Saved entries
----

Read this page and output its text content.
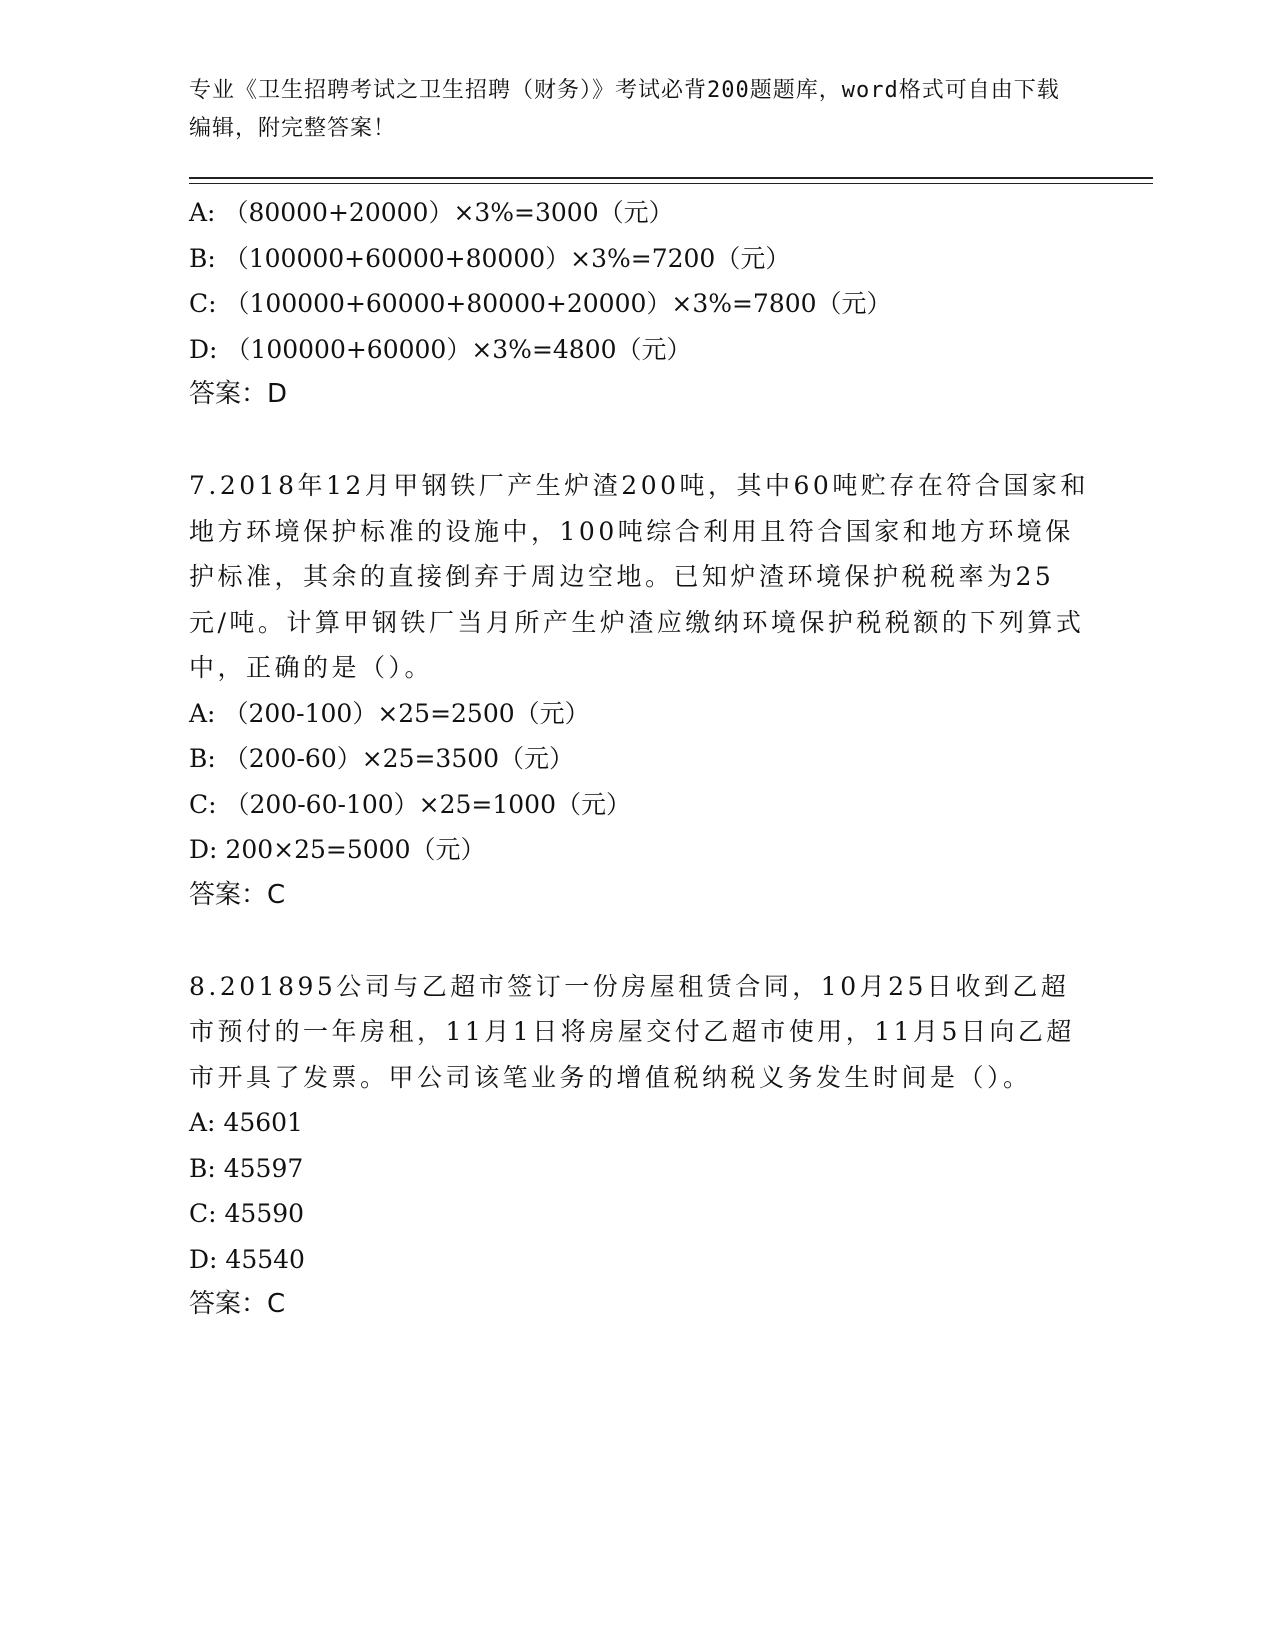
专业《卫生招聘考试之卫生招聘（财务）》考试必背200题题库，word格式可自由下载编辑，附完整答案！
A: （80000+20000）×3%=3000（元）
B: （100000+60000+80000）×3%=7200（元）
C: （100000+60000+80000+20000）×3%=7800（元）
D: （100000+60000）×3%=4800（元）
答案：D
7.2018年12月甲钢铁厂产生炉渣200吨，其中60吨贮存在符合国家和地方环境保护标准的设施中，100吨综合利用且符合国家和地方环境保护标准，其余的直接倒弃于周边空地。已知炉渣环境保护税税率为25元/吨。计算甲钢铁厂当月所产生炉渣应缴纳环境保护税税额的下列算式中，正确的是（）。
A: （200-100）×25=2500（元）
B: （200-60）×25=3500（元）
C: （200-60-100）×25=1000（元）
D: 200×25=5000（元）
答案：C
8.201895公司与乙超市签订一份房屋租赁合同，10月25日收到乙超市预付的一年房租，11月1日将房屋交付乙超市使用，11月5日向乙超市开具了发票。甲公司该笔业务的增值税纳税义务发生时间是（）。
A: 45601
B: 45597
C: 45590
D: 45540
答案：C
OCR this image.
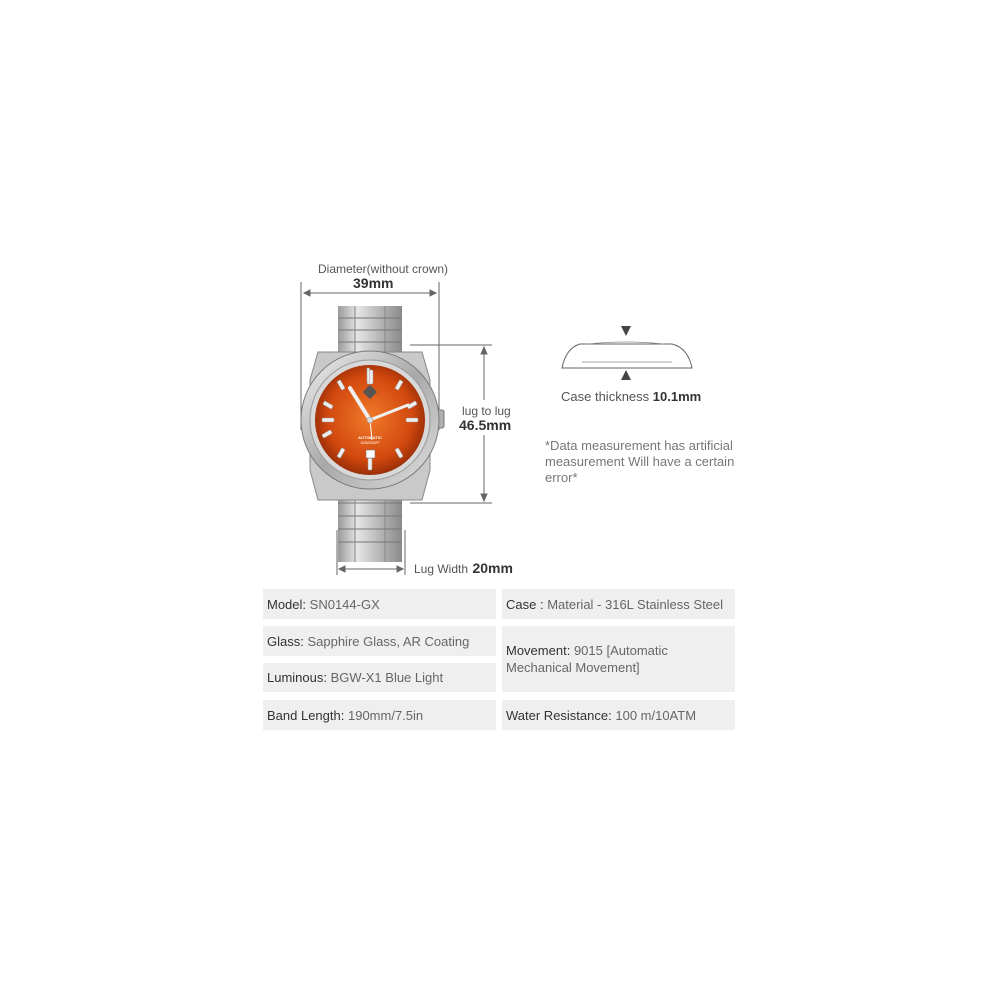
Diameter(without crown)
39mm
lug to lug
46.5mm
Lug Width 20mm
AUTOMATIC
100M/330FT
Case thickness 10.1mm
*Data measurement has artificial measurement Will have a certain error*
Model:
SN0144-GX	Case :
Material - 316L Stainless Steel
Glass:
Sapphire Glass, AR Coating
Movement: 9015 [Automatic Mechanical Movement]
Luminous:
BGW-X1 Blue Light
Band Length:
190mm/7.5in	Water Resistance:
100 m/10ATM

----

◆ **Work instructions**: Which lines contain "Case"? Copy each of them out.

◆ **Correct answer**:
Case thickness 10.1mm
SN0144-GX	Case :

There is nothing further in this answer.